> **What needs to be done**: Do any lines in the data below contain "available"? If so, copy every one of them.

> **Information supplied**:
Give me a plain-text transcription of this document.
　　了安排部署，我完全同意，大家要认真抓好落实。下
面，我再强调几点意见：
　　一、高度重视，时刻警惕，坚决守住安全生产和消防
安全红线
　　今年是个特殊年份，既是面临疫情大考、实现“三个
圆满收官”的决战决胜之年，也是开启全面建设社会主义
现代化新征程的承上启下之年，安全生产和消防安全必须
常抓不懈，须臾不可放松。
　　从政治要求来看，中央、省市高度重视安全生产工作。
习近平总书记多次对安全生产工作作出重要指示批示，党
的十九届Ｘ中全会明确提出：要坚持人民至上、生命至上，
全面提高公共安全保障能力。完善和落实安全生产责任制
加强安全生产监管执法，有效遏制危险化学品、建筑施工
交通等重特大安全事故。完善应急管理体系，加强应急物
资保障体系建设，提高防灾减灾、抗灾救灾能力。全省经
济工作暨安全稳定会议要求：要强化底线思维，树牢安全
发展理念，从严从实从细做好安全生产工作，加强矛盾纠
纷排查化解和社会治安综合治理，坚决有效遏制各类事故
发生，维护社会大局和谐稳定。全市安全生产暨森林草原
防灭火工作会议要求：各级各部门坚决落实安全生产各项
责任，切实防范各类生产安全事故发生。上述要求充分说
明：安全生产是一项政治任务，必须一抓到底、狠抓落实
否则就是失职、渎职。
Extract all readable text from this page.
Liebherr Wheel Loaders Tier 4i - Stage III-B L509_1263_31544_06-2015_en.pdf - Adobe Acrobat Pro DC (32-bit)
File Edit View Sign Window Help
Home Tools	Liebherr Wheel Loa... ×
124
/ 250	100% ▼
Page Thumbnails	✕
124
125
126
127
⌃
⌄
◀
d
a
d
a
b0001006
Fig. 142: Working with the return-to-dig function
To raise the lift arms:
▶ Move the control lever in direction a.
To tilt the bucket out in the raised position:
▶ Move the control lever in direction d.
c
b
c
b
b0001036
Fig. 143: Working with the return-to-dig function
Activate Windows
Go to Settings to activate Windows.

...

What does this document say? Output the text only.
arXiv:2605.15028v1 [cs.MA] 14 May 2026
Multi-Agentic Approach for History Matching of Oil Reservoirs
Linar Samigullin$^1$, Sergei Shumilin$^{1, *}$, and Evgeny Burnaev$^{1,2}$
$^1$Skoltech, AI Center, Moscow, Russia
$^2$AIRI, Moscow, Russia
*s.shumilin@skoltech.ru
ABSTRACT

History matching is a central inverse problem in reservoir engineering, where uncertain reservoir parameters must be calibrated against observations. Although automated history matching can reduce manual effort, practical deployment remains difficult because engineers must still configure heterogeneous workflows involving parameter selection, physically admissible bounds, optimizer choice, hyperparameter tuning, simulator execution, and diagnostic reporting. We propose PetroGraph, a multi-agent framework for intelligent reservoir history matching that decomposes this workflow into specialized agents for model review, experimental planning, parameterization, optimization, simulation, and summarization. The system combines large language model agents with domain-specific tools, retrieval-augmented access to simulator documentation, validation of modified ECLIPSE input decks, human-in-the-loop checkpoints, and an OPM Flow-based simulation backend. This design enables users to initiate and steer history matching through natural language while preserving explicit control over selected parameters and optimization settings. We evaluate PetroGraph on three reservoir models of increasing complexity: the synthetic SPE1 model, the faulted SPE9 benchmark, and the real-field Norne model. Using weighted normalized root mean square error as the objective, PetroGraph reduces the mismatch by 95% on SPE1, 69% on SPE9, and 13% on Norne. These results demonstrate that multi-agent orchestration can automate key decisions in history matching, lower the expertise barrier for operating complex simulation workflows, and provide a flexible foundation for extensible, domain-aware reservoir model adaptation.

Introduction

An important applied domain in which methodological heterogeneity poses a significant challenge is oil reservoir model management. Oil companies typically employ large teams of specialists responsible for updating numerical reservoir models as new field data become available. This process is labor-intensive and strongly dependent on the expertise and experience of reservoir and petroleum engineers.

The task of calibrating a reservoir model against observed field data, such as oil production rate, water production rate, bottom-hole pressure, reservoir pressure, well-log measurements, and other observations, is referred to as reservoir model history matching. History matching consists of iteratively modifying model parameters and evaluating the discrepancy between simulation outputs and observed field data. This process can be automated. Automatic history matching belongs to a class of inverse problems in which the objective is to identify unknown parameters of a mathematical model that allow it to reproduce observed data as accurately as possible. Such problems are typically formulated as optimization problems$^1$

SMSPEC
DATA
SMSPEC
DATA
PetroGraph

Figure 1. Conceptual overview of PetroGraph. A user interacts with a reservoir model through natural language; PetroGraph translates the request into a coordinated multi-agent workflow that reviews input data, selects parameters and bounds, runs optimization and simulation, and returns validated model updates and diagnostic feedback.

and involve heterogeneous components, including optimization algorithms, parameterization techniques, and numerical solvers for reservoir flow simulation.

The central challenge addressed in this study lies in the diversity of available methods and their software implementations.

> **Reply**:
An important applied domain in which methodological heterogeneity poses a significant challenge is oil reservoir model management. Oil companies typically employ large teams of specialists responsible for updating numerical reservoir models as new field data become available. This process is labor-intensive and strongly dependent on the expertise and experience of reservoir and petroleum engineers.
The central challenge addressed in this study lies in the diversity of available methods and their software implementations.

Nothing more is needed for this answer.